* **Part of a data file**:

══════════════════════════════

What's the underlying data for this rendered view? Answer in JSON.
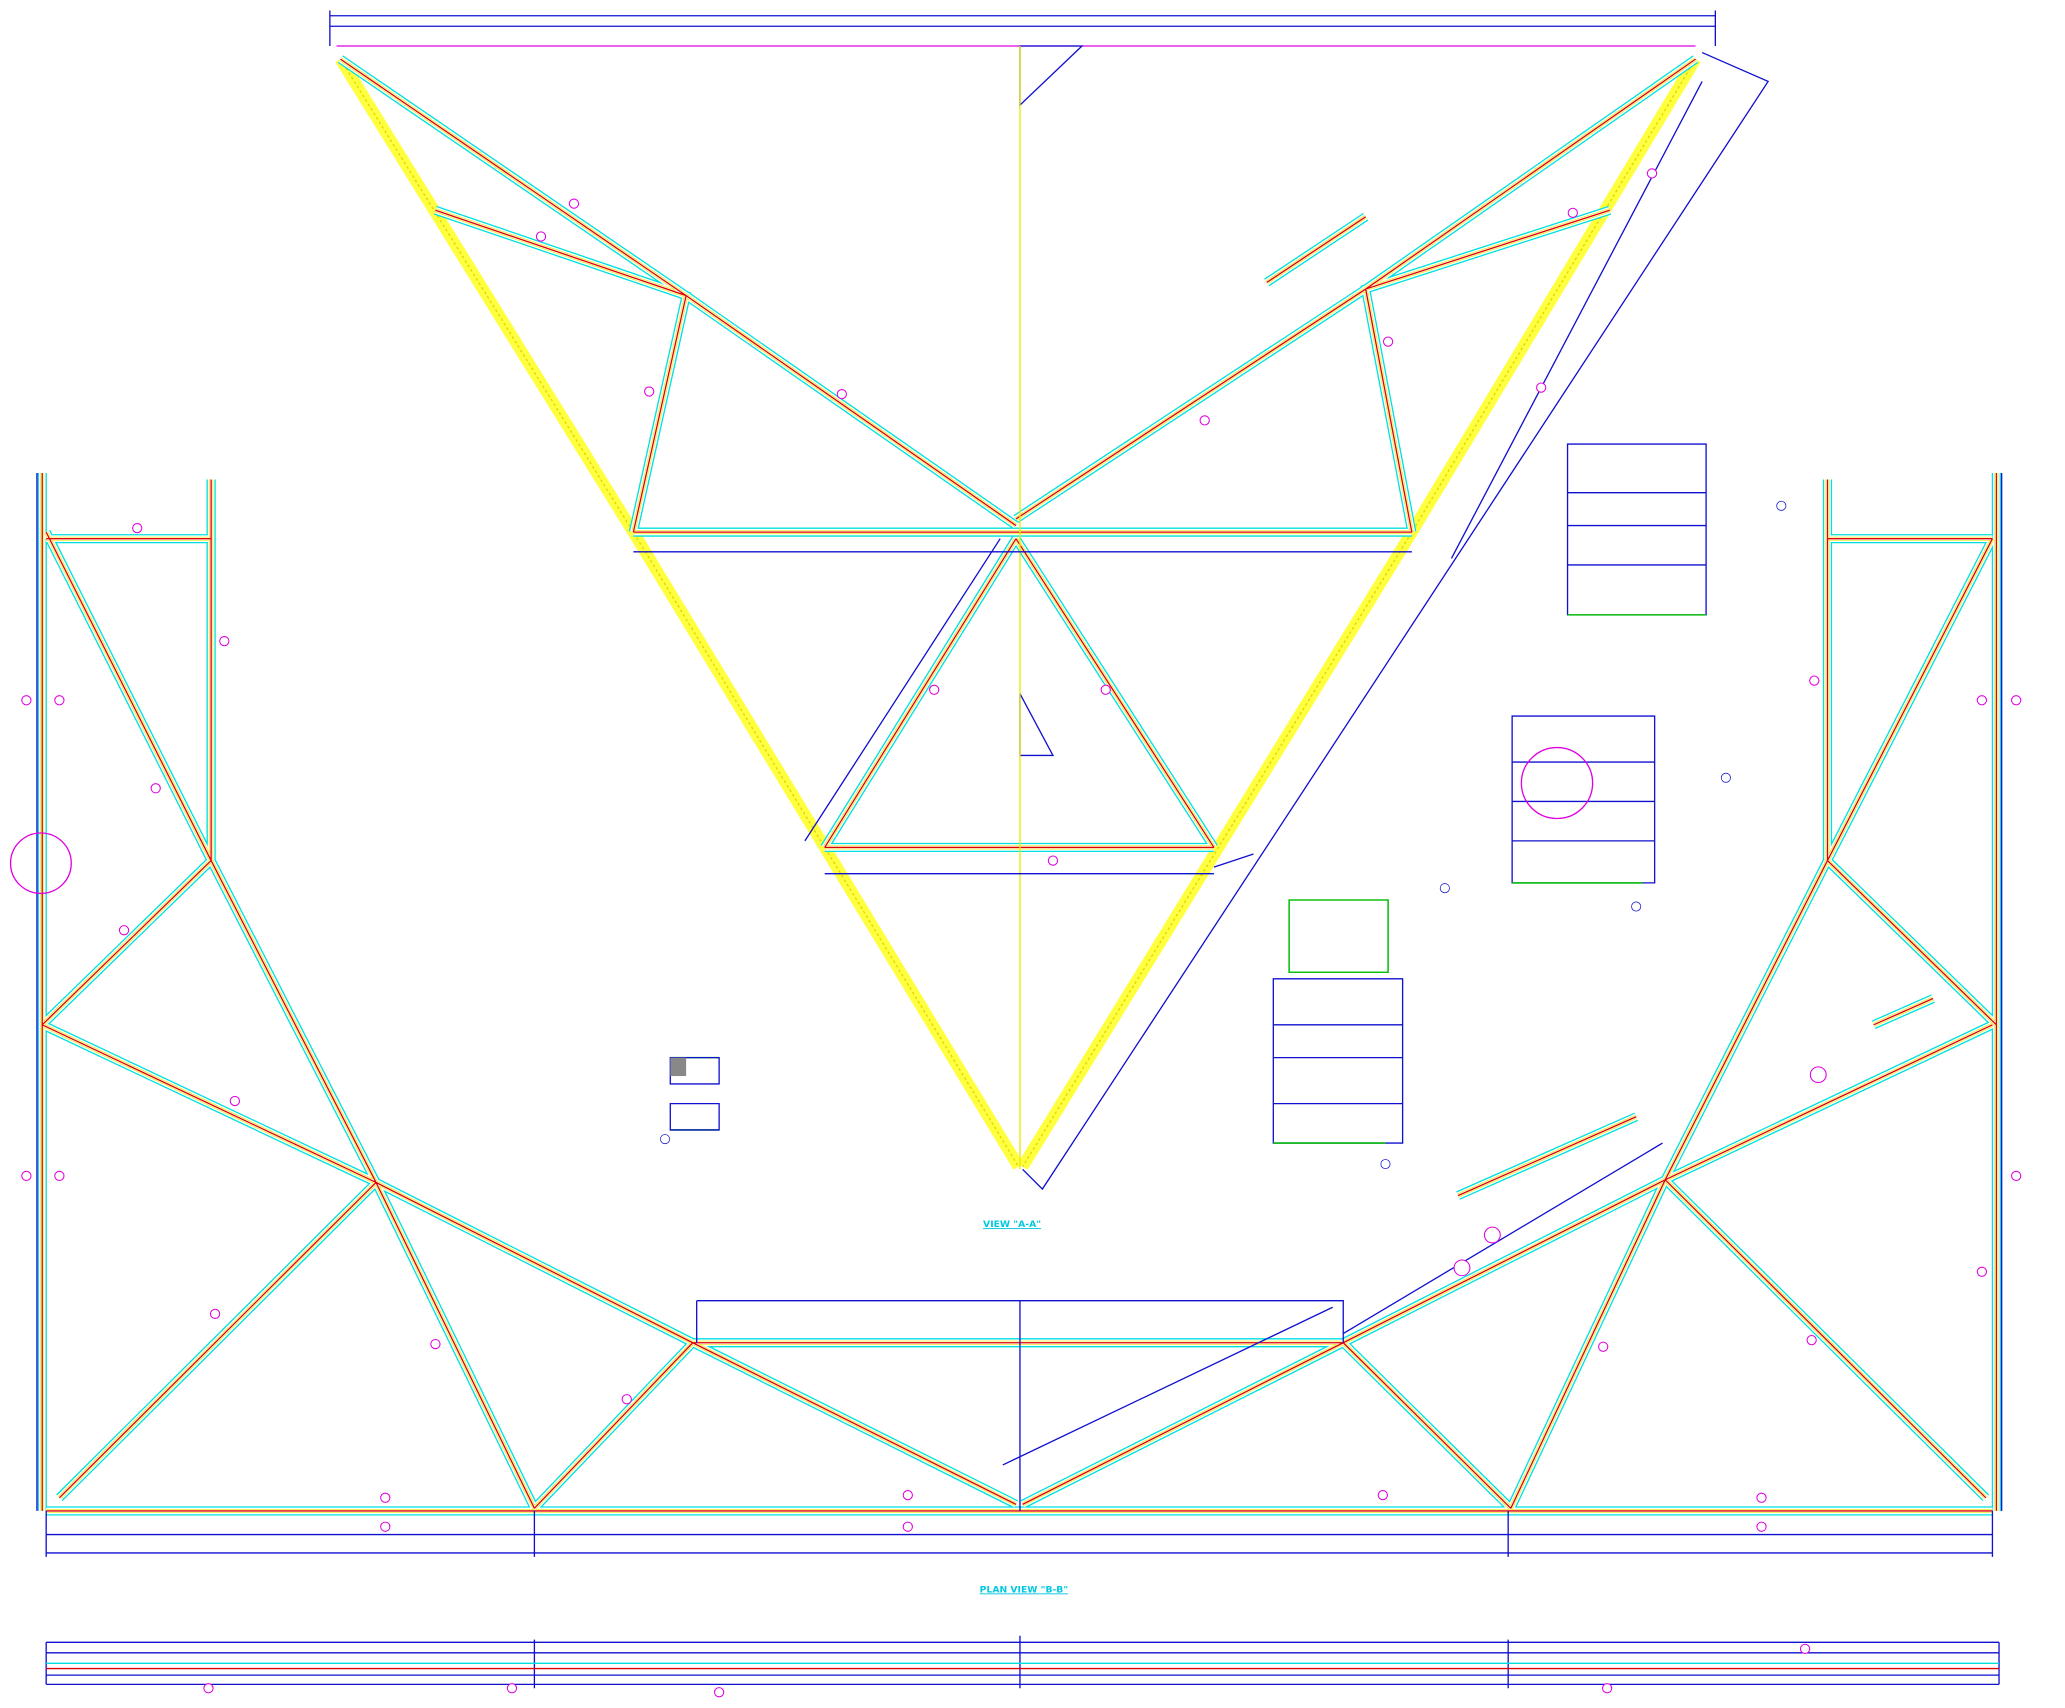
{
  "labels": {
    "view_a": "VIEW \"A-A\"",
    "view_b": "PLAN VIEW \"B-B\""
  }
}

══════════════════════════════

* **WRITTEN PROBLEM**:
Pictures are excluded; copy every other part of the records exactly.

* **EXERCISE SOLUTION**:
What's the underlying data for this rendered view? Answer in JSON.
{
  "labels": {
    "view_a": "VIEW \"A-A\"",
    "view_b": "PLAN VIEW \"B-B\""
  }
}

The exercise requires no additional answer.